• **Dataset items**

● ● ● ● ● ● ●

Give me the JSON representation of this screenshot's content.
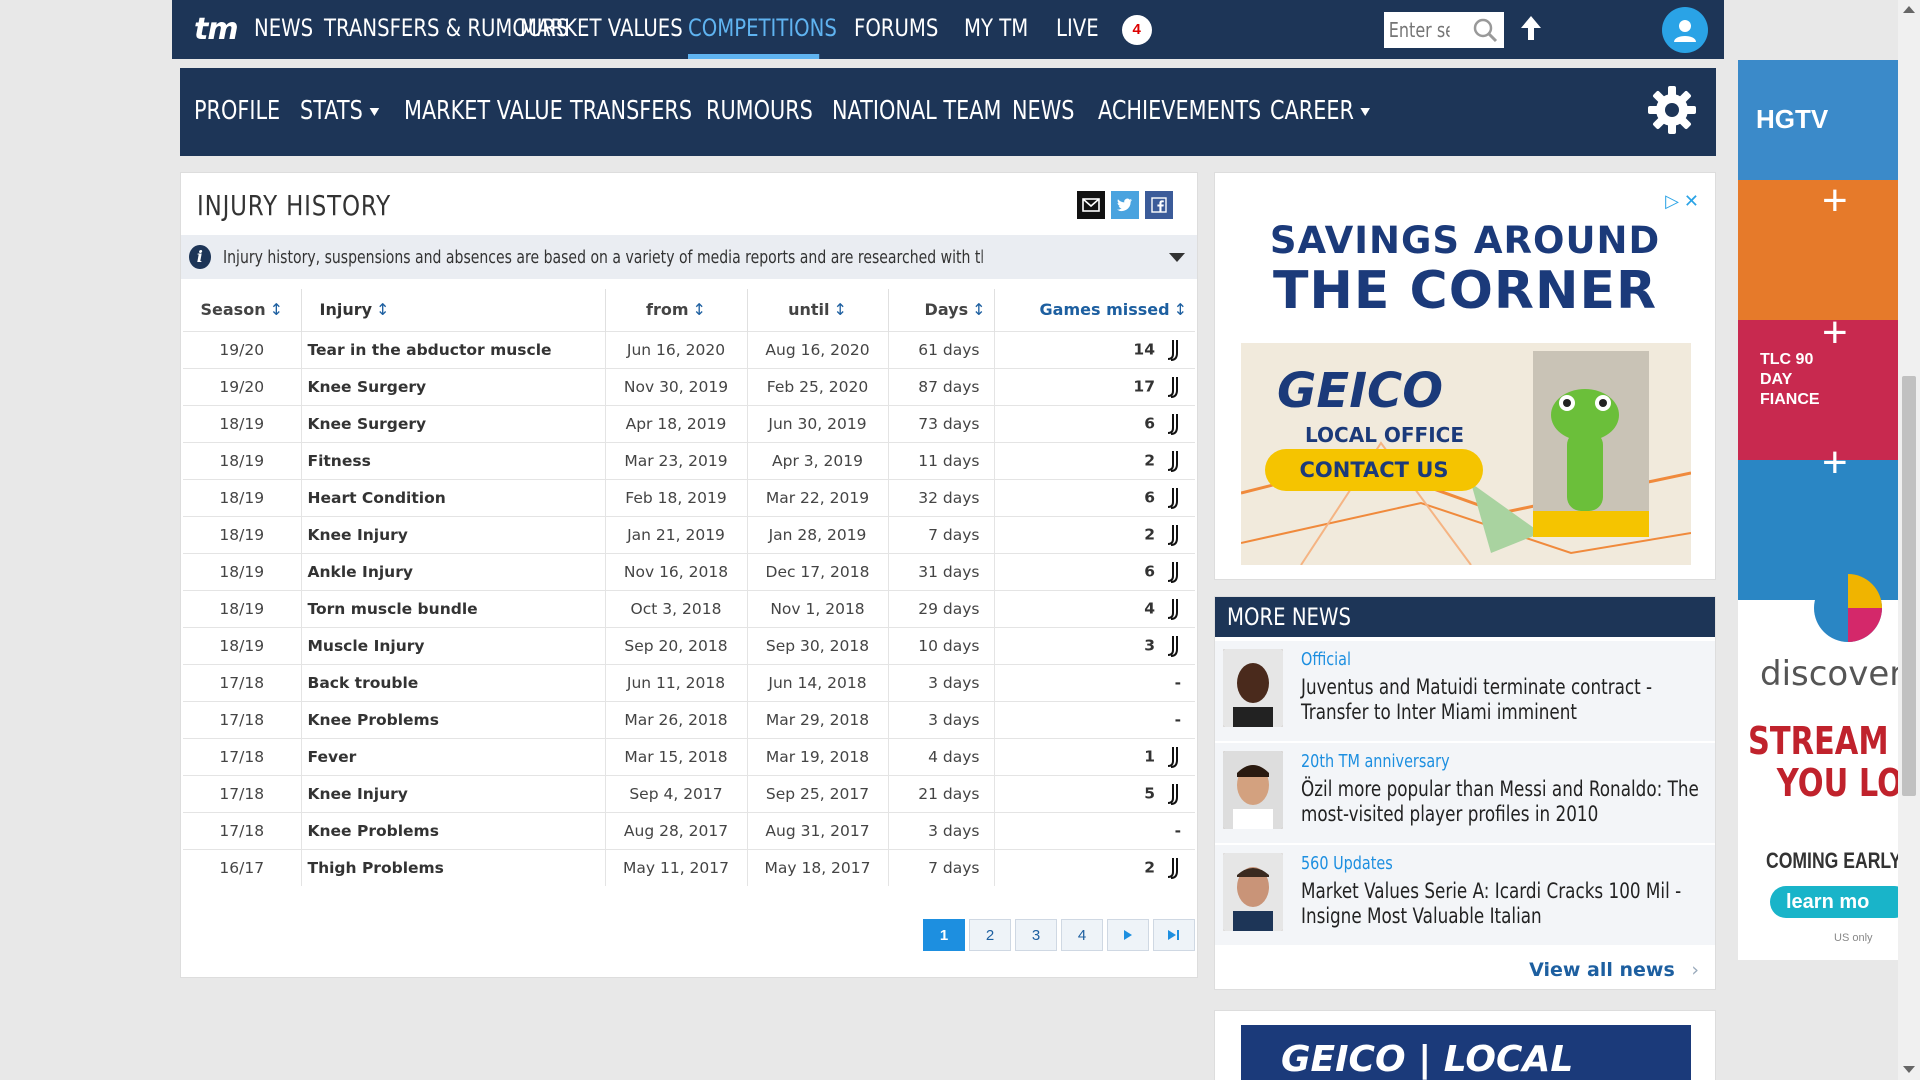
{
  "top_nav": {
    "logo": "tm",
    "items": [
      "NEWS",
      "TRANSFERS & RUMOURS",
      "MARKET VALUES",
      "COMPETITIONS",
      "FORUMS",
      "MY TM",
      "LIVE"
    ],
    "active": "COMPETITIONS",
    "live_count": "4",
    "search_placeholder": "Enter sear"
  },
  "sub_nav": {
    "items": [
      "PROFILE",
      "STATS",
      "MARKET VALUE",
      "TRANSFERS",
      "RUMOURS",
      "NATIONAL TEAM",
      "NEWS",
      "ACHIEVEMENTS",
      "CAREER"
    ]
  },
  "injury": {
    "title": "INJURY HISTORY",
    "info": "Injury history, suspensions and absences are based on a variety of media reports and are researched with the greatest of care. If you should n...",
    "columns": [
      "Season",
      "Injury",
      "from",
      "until",
      "Days",
      "Games missed"
    ],
    "rows": [
      {
        "season": "19/20",
        "injury": "Tear in the abductor muscle",
        "from": "Jun 16, 2020",
        "until": "Aug 16, 2020",
        "days": "61 days",
        "games": "14"
      },
      {
        "season": "19/20",
        "injury": "Knee Surgery",
        "from": "Nov 30, 2019",
        "until": "Feb 25, 2020",
        "days": "87 days",
        "games": "17"
      },
      {
        "season": "18/19",
        "injury": "Knee Surgery",
        "from": "Apr 18, 2019",
        "until": "Jun 30, 2019",
        "days": "73 days",
        "games": "6"
      },
      {
        "season": "18/19",
        "injury": "Fitness",
        "from": "Mar 23, 2019",
        "until": "Apr 3, 2019",
        "days": "11 days",
        "games": "2"
      },
      {
        "season": "18/19",
        "injury": "Heart Condition",
        "from": "Feb 18, 2019",
        "until": "Mar 22, 2019",
        "days": "32 days",
        "games": "6"
      },
      {
        "season": "18/19",
        "injury": "Knee Injury",
        "from": "Jan 21, 2019",
        "until": "Jan 28, 2019",
        "days": "7 days",
        "games": "2"
      },
      {
        "season": "18/19",
        "injury": "Ankle Injury",
        "from": "Nov 16, 2018",
        "until": "Dec 17, 2018",
        "days": "31 days",
        "games": "6"
      },
      {
        "season": "18/19",
        "injury": "Torn muscle bundle",
        "from": "Oct 3, 2018",
        "until": "Nov 1, 2018",
        "days": "29 days",
        "games": "4"
      },
      {
        "season": "18/19",
        "injury": "Muscle Injury",
        "from": "Sep 20, 2018",
        "until": "Sep 30, 2018",
        "days": "10 days",
        "games": "3"
      },
      {
        "season": "17/18",
        "injury": "Back trouble",
        "from": "Jun 11, 2018",
        "until": "Jun 14, 2018",
        "days": "3 days",
        "games": "-"
      },
      {
        "season": "17/18",
        "injury": "Knee Problems",
        "from": "Mar 26, 2018",
        "until": "Mar 29, 2018",
        "days": "3 days",
        "games": "-"
      },
      {
        "season": "17/18",
        "injury": "Fever",
        "from": "Mar 15, 2018",
        "until": "Mar 19, 2018",
        "days": "4 days",
        "games": "1"
      },
      {
        "season": "17/18",
        "injury": "Knee Injury",
        "from": "Sep 4, 2017",
        "until": "Sep 25, 2017",
        "days": "21 days",
        "games": "5"
      },
      {
        "season": "17/18",
        "injury": "Knee Problems",
        "from": "Aug 28, 2017",
        "until": "Aug 31, 2017",
        "days": "3 days",
        "games": "-"
      },
      {
        "season": "16/17",
        "injury": "Thigh Problems",
        "from": "May 11, 2017",
        "until": "May 18, 2017",
        "days": "7 days",
        "games": "2"
      }
    ],
    "pages": [
      "1",
      "2",
      "3",
      "4"
    ],
    "active_page": "1"
  },
  "ad": {
    "line1": "SAVINGS AROUND",
    "line2": "THE CORNER",
    "brand": "GEICO",
    "local": "LOCAL OFFICE",
    "cta": "CONTACT US"
  },
  "more_news": {
    "title": "MORE NEWS",
    "items": [
      {
        "category": "Official",
        "title": "Juventus and Matuidi terminate contract - Transfer to Inter Miami imminent"
      },
      {
        "category": "20th TM anniversary",
        "title": "Özil more popular than Messi and Ronaldo: The most-visited player profiles in 2010"
      },
      {
        "category": "560 Updates",
        "title": "Market Values Serie A: Icardi Cracks 100 Mil - Insigne Most Valuable Italian"
      }
    ],
    "view_all": "View all news"
  },
  "ad2": {
    "text": "GEICO | LOCAL OFFICE"
  },
  "side_ad": {
    "hgtv": "HGTV",
    "tlc": "TLC 90 DAY FIANCE",
    "discovery": "discover",
    "stream": [
      "STREAM W",
      "YOU LO"
    ],
    "coming": "COMING EARLY",
    "learn": "learn mo",
    "us": "US only"
  },
  "colors": {
    "nav_bg": "#1d3557",
    "accent": "#5fb3f0",
    "link": "#1d5fa0"
  }
}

● ● ● ● ● ● ●

• **Given instruction**
Give the entries again word for word, but skip the pictures.

• **Written solution**
Give me the JSON representation of this screenshot's content.
{
  "top_nav": {
    "logo": "tm",
    "items": [
      "NEWS",
      "TRANSFERS & RUMOURS",
      "MARKET VALUES",
      "COMPETITIONS",
      "FORUMS",
      "MY TM",
      "LIVE"
    ],
    "active": "COMPETITIONS",
    "live_count": "4",
    "search_placeholder": "Enter sear"
  },
  "sub_nav": {
    "items": [
      "PROFILE",
      "STATS",
      "MARKET VALUE",
      "TRANSFERS",
      "RUMOURS",
      "NATIONAL TEAM",
      "NEWS",
      "ACHIEVEMENTS",
      "CAREER"
    ]
  },
  "injury": {
    "title": "INJURY HISTORY",
    "info": "Injury history, suspensions and absences are based on a variety of media reports and are researched with the greatest of care. If you should n...",
    "columns": [
      "Season",
      "Injury",
      "from",
      "until",
      "Days",
      "Games missed"
    ],
    "rows": [
      {
        "season": "19/20",
        "injury": "Tear in the abductor muscle",
        "from": "Jun 16, 2020",
        "until": "Aug 16, 2020",
        "days": "61 days",
        "games": "14"
      },
      {
        "season": "19/20",
        "injury": "Knee Surgery",
        "from": "Nov 30, 2019",
        "until": "Feb 25, 2020",
        "days": "87 days",
        "games": "17"
      },
      {
        "season": "18/19",
        "injury": "Knee Surgery",
        "from": "Apr 18, 2019",
        "until": "Jun 30, 2019",
        "days": "73 days",
        "games": "6"
      },
      {
        "season": "18/19",
        "injury": "Fitness",
        "from": "Mar 23, 2019",
        "until": "Apr 3, 2019",
        "days": "11 days",
        "games": "2"
      },
      {
        "season": "18/19",
        "injury": "Heart Condition",
        "from": "Feb 18, 2019",
        "until": "Mar 22, 2019",
        "days": "32 days",
        "games": "6"
      },
      {
        "season": "18/19",
        "injury": "Knee Injury",
        "from": "Jan 21, 2019",
        "until": "Jan 28, 2019",
        "days": "7 days",
        "games": "2"
      },
      {
        "season": "18/19",
        "injury": "Ankle Injury",
        "from": "Nov 16, 2018",
        "until": "Dec 17, 2018",
        "days": "31 days",
        "games": "6"
      },
      {
        "season": "18/19",
        "injury": "Torn muscle bundle",
        "from": "Oct 3, 2018",
        "until": "Nov 1, 2018",
        "days": "29 days",
        "games": "4"
      },
      {
        "season": "18/19",
        "injury": "Muscle Injury",
        "from": "Sep 20, 2018",
        "until": "Sep 30, 2018",
        "days": "10 days",
        "games": "3"
      },
      {
        "season": "17/18",
        "injury": "Back trouble",
        "from": "Jun 11, 2018",
        "until": "Jun 14, 2018",
        "days": "3 days",
        "games": "-"
      },
      {
        "season": "17/18",
        "injury": "Knee Problems",
        "from": "Mar 26, 2018",
        "until": "Mar 29, 2018",
        "days": "3 days",
        "games": "-"
      },
      {
        "season": "17/18",
        "injury": "Fever",
        "from": "Mar 15, 2018",
        "until": "Mar 19, 2018",
        "days": "4 days",
        "games": "1"
      },
      {
        "season": "17/18",
        "injury": "Knee Injury",
        "from": "Sep 4, 2017",
        "until": "Sep 25, 2017",
        "days": "21 days",
        "games": "5"
      },
      {
        "season": "17/18",
        "injury": "Knee Problems",
        "from": "Aug 28, 2017",
        "until": "Aug 31, 2017",
        "days": "3 days",
        "games": "-"
      },
      {
        "season": "16/17",
        "injury": "Thigh Problems",
        "from": "May 11, 2017",
        "until": "May 18, 2017",
        "days": "7 days",
        "games": "2"
      }
    ],
    "pages": [
      "1",
      "2",
      "3",
      "4"
    ],
    "active_page": "1"
  },
  "ad": {
    "line1": "SAVINGS AROUND",
    "line2": "THE CORNER",
    "brand": "GEICO",
    "local": "LOCAL OFFICE",
    "cta": "CONTACT US"
  },
  "more_news": {
    "title": "MORE NEWS",
    "items": [
      {
        "category": "Official",
        "title": "Juventus and Matuidi terminate contract - Transfer to Inter Miami imminent"
      },
      {
        "category": "20th TM anniversary",
        "title": "Özil more popular than Messi and Ronaldo: The most-visited player profiles in 2010"
      },
      {
        "category": "560 Updates",
        "title": "Market Values Serie A: Icardi Cracks 100 Mil - Insigne Most Valuable Italian"
      }
    ],
    "view_all": "View all news"
  },
  "ad2": {
    "text": "GEICO | LOCAL OFFICE"
  },
  "side_ad": {
    "hgtv": "HGTV",
    "tlc": "TLC 90 DAY FIANCE",
    "discovery": "discover",
    "stream": [
      "STREAM W",
      "YOU LO"
    ],
    "coming": "COMING EARLY",
    "learn": "learn mo",
    "us": "US only"
  },
  "colors": {
    "nav_bg": "#1d3557",
    "accent": "#5fb3f0",
    "link": "#1d5fa0"
  }
}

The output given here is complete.